Entries from a dataset:
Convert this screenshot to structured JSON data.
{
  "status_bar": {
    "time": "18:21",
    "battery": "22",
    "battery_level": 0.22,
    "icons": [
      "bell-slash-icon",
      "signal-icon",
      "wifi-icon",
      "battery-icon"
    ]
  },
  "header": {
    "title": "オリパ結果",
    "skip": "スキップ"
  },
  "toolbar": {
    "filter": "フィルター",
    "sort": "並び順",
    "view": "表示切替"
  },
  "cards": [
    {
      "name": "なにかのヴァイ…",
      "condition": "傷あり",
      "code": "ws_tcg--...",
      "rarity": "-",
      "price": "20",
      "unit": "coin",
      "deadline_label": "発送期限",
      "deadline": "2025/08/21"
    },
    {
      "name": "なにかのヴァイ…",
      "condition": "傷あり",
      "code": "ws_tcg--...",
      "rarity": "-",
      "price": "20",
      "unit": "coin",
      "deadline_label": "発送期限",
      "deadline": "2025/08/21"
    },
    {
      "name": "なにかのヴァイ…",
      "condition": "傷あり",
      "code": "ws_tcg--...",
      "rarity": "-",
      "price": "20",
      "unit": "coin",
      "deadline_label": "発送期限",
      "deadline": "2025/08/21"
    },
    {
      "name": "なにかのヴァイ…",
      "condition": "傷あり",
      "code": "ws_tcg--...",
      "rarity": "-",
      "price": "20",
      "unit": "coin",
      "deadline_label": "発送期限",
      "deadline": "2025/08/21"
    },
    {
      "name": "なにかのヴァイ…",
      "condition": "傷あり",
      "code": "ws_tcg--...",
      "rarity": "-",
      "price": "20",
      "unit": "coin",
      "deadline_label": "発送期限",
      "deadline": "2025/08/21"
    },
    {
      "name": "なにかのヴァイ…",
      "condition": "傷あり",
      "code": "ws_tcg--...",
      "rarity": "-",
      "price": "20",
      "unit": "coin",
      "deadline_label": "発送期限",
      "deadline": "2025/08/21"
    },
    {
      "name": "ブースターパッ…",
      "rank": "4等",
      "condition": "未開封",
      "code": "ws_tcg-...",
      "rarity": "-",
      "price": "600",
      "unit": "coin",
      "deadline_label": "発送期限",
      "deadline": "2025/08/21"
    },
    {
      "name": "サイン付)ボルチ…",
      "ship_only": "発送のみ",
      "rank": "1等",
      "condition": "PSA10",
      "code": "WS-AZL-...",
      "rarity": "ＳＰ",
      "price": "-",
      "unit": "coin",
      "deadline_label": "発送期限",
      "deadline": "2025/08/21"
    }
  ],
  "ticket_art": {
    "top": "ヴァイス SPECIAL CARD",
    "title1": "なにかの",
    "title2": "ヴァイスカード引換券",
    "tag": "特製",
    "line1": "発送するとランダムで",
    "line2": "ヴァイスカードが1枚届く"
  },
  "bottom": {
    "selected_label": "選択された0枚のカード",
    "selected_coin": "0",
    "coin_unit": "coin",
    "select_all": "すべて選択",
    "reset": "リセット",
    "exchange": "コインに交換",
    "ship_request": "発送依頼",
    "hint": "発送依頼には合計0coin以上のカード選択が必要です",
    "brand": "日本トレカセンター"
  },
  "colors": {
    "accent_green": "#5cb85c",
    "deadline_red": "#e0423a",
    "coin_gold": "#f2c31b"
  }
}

● **Exercise task**: The records above must be repeated exactly, every one of them.

● **Right answer**:
Convert this screenshot to structured JSON data.
{
  "status_bar": {
    "time": "18:21",
    "battery": "22",
    "battery_level": 0.22,
    "icons": [
      "bell-slash-icon",
      "signal-icon",
      "wifi-icon",
      "battery-icon"
    ]
  },
  "header": {
    "title": "オリパ結果",
    "skip": "スキップ"
  },
  "toolbar": {
    "filter": "フィルター",
    "sort": "並び順",
    "view": "表示切替"
  },
  "cards": [
    {
      "name": "なにかのヴァイ…",
      "condition": "傷あり",
      "code": "ws_tcg--...",
      "rarity": "-",
      "price": "20",
      "unit": "coin",
      "deadline_label": "発送期限",
      "deadline": "2025/08/21"
    },
    {
      "name": "なにかのヴァイ…",
      "condition": "傷あり",
      "code": "ws_tcg--...",
      "rarity": "-",
      "price": "20",
      "unit": "coin",
      "deadline_label": "発送期限",
      "deadline": "2025/08/21"
    },
    {
      "name": "なにかのヴァイ…",
      "condition": "傷あり",
      "code": "ws_tcg--...",
      "rarity": "-",
      "price": "20",
      "unit": "coin",
      "deadline_label": "発送期限",
      "deadline": "2025/08/21"
    },
    {
      "name": "なにかのヴァイ…",
      "condition": "傷あり",
      "code": "ws_tcg--...",
      "rarity": "-",
      "price": "20",
      "unit": "coin",
      "deadline_label": "発送期限",
      "deadline": "2025/08/21"
    },
    {
      "name": "なにかのヴァイ…",
      "condition": "傷あり",
      "code": "ws_tcg--...",
      "rarity": "-",
      "price": "20",
      "unit": "coin",
      "deadline_label": "発送期限",
      "deadline": "2025/08/21"
    },
    {
      "name": "なにかのヴァイ…",
      "condition": "傷あり",
      "code": "ws_tcg--...",
      "rarity": "-",
      "price": "20",
      "unit": "coin",
      "deadline_label": "発送期限",
      "deadline": "2025/08/21"
    },
    {
      "name": "ブースターパッ…",
      "rank": "4等",
      "condition": "未開封",
      "code": "ws_tcg-...",
      "rarity": "-",
      "price": "600",
      "unit": "coin",
      "deadline_label": "発送期限",
      "deadline": "2025/08/21"
    },
    {
      "name": "サイン付)ボルチ…",
      "ship_only": "発送のみ",
      "rank": "1等",
      "condition": "PSA10",
      "code": "WS-AZL-...",
      "rarity": "ＳＰ",
      "price": "-",
      "unit": "coin",
      "deadline_label": "発送期限",
      "deadline": "2025/08/21"
    }
  ],
  "ticket_art": {
    "top": "ヴァイス SPECIAL CARD",
    "title1": "なにかの",
    "title2": "ヴァイスカード引換券",
    "tag": "特製",
    "line1": "発送するとランダムで",
    "line2": "ヴァイスカードが1枚届く"
  },
  "bottom": {
    "selected_label": "選択された0枚のカード",
    "selected_coin": "0",
    "coin_unit": "coin",
    "select_all": "すべて選択",
    "reset": "リセット",
    "exchange": "コインに交換",
    "ship_request": "発送依頼",
    "hint": "発送依頼には合計0coin以上のカード選択が必要です",
    "brand": "日本トレカセンター"
  },
  "colors": {
    "accent_green": "#5cb85c",
    "deadline_red": "#e0423a",
    "coin_gold": "#f2c31b"
  }
}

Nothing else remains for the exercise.